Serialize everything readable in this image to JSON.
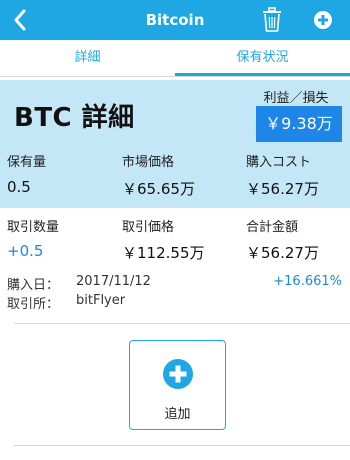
{
  "navbar": {
    "title": "Bitcoin",
    "back_icon": "chevron-left-icon",
    "trash_icon": "trash-icon",
    "add_icon": "plus-circle-icon",
    "color": "#1fa7e4"
  },
  "tabs": [
    {
      "label": "詳細",
      "active": false
    },
    {
      "label": "保有状況",
      "active": true
    }
  ],
  "summary": {
    "title": "BTC 詳細",
    "pl_label": "利益／損失",
    "pl_value": "￥9.38万",
    "background": "#c4e7f7",
    "accent": "#1e86e6"
  },
  "holdings": {
    "labels": [
      "保有量",
      "市場価格",
      "購入コスト"
    ],
    "values": [
      "0.5",
      "￥65.65万",
      "￥56.27万"
    ]
  },
  "trade": {
    "labels": [
      "取引数量",
      "取引価格",
      "合計金額"
    ],
    "values": [
      "+0.5",
      "￥112.55万",
      "￥56.27万"
    ]
  },
  "details": {
    "date_label": "購入日：",
    "date_value": "2017/11/12",
    "exchange_label": "取引所：",
    "exchange_value": "bitFlyer",
    "percent": "+16.661%"
  },
  "add_button": {
    "label": "追加",
    "icon": "plus-circle-icon"
  }
}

The problem: Pictures are to be left out; the records above must be repeated word for word.

Result below:
Serialize everything readable in this image to JSON.
{
  "navbar": {
    "title": "Bitcoin",
    "back_icon": "chevron-left-icon",
    "trash_icon": "trash-icon",
    "add_icon": "plus-circle-icon",
    "color": "#1fa7e4"
  },
  "tabs": [
    {
      "label": "詳細",
      "active": false
    },
    {
      "label": "保有状況",
      "active": true
    }
  ],
  "summary": {
    "title": "BTC 詳細",
    "pl_label": "利益／損失",
    "pl_value": "￥9.38万",
    "background": "#c4e7f7",
    "accent": "#1e86e6"
  },
  "holdings": {
    "labels": [
      "保有量",
      "市場価格",
      "購入コスト"
    ],
    "values": [
      "0.5",
      "￥65.65万",
      "￥56.27万"
    ]
  },
  "trade": {
    "labels": [
      "取引数量",
      "取引価格",
      "合計金額"
    ],
    "values": [
      "+0.5",
      "￥112.55万",
      "￥56.27万"
    ]
  },
  "details": {
    "date_label": "購入日：",
    "date_value": "2017/11/12",
    "exchange_label": "取引所：",
    "exchange_value": "bitFlyer",
    "percent": "+16.661%"
  },
  "add_button": {
    "label": "追加",
    "icon": "plus-circle-icon"
  }
}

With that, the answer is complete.